Start Data in this exercise

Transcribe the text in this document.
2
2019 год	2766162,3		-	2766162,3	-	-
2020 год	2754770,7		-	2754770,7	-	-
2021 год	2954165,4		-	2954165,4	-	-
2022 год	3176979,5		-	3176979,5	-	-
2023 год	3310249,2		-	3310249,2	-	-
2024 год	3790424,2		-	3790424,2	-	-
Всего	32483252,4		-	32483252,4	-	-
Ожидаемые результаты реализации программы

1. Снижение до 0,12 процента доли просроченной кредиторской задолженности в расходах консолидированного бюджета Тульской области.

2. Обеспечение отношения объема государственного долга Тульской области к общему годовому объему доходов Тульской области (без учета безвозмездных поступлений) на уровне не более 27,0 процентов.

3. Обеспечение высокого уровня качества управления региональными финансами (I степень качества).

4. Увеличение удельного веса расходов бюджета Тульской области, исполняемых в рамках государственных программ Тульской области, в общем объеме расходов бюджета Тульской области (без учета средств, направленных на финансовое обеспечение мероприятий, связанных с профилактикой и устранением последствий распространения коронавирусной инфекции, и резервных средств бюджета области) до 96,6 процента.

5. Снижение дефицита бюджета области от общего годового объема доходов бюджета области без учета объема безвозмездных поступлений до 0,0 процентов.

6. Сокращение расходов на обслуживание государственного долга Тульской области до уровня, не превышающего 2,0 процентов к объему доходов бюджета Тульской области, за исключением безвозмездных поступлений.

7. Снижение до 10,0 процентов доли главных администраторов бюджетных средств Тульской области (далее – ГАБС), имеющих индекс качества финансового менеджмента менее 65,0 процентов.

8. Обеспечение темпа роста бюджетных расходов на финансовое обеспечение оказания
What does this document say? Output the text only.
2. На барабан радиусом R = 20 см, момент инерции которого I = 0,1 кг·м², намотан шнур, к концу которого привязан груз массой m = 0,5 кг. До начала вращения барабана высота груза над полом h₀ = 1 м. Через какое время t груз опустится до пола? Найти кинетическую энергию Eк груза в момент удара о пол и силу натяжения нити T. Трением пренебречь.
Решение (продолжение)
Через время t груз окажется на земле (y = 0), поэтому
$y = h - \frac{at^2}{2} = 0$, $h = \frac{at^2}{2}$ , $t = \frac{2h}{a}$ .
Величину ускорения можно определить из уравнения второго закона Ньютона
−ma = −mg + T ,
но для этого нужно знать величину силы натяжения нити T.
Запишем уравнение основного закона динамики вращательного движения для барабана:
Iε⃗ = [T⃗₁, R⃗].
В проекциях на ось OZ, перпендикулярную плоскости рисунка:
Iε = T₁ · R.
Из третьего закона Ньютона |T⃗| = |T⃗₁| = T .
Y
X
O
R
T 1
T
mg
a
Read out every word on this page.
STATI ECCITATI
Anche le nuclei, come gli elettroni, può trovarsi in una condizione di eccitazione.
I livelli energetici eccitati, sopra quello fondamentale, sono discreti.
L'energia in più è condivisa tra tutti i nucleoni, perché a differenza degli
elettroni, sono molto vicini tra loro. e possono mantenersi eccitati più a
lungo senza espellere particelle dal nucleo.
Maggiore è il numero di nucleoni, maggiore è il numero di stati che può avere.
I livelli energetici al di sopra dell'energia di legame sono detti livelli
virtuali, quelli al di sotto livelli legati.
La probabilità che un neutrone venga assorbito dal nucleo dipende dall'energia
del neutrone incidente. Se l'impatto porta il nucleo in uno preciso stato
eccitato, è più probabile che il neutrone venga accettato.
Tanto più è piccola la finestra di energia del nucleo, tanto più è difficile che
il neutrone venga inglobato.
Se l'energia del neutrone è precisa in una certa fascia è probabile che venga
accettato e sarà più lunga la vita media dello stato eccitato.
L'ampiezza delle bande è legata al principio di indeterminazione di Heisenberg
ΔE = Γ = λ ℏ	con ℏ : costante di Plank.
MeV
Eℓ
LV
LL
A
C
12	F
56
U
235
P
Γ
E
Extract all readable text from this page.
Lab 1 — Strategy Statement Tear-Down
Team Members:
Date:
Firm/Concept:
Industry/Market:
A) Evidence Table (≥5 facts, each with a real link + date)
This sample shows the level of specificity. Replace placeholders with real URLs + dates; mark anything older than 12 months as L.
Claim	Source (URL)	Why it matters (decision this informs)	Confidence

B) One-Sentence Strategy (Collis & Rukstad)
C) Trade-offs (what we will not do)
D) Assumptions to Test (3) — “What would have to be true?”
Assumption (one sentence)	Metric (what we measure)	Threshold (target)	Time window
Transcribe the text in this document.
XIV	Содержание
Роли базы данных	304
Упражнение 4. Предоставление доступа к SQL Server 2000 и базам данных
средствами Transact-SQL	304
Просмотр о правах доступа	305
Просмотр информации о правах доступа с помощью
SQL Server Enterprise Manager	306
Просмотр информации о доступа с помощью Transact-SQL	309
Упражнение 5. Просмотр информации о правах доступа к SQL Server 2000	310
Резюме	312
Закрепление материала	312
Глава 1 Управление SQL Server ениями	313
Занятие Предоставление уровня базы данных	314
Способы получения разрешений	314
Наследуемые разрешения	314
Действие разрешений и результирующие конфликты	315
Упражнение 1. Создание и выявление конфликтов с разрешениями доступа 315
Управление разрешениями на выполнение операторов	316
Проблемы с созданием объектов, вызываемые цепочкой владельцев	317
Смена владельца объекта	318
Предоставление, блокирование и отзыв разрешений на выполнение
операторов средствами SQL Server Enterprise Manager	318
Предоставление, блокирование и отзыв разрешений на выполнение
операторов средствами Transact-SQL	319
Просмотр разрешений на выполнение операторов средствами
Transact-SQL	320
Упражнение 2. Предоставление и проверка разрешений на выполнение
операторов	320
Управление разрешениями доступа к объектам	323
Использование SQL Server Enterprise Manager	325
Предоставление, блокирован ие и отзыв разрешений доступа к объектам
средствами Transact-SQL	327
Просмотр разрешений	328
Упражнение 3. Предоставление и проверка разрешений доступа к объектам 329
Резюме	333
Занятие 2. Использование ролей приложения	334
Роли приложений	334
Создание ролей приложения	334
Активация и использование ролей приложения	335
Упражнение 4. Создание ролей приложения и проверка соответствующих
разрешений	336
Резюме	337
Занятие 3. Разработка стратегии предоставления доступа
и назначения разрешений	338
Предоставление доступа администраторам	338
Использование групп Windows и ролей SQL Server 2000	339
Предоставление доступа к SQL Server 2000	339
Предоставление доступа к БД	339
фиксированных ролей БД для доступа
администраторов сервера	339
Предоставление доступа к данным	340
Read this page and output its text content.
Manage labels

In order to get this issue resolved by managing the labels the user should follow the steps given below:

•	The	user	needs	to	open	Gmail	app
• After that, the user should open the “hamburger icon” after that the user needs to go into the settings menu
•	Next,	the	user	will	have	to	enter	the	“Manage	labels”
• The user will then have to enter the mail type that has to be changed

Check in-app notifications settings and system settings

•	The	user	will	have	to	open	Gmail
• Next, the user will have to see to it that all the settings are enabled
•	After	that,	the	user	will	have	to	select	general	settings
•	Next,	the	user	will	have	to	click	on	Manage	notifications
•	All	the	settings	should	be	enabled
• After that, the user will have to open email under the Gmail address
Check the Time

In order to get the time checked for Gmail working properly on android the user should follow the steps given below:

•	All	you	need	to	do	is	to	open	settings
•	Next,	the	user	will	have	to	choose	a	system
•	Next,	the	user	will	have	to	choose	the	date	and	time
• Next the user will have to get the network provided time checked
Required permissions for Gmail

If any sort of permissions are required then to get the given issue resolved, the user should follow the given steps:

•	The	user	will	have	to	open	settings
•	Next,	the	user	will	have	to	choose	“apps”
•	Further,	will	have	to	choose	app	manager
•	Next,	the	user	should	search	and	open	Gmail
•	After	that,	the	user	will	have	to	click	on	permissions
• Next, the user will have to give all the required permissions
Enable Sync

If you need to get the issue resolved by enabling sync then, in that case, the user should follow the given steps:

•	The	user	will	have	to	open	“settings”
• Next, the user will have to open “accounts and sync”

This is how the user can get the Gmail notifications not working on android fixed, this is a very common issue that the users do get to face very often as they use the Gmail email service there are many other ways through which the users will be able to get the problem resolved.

End Data in this exercise

Problem to work on:
Tally the lines of the records holding the word "объема", then state only the tally.

Expected answer:
2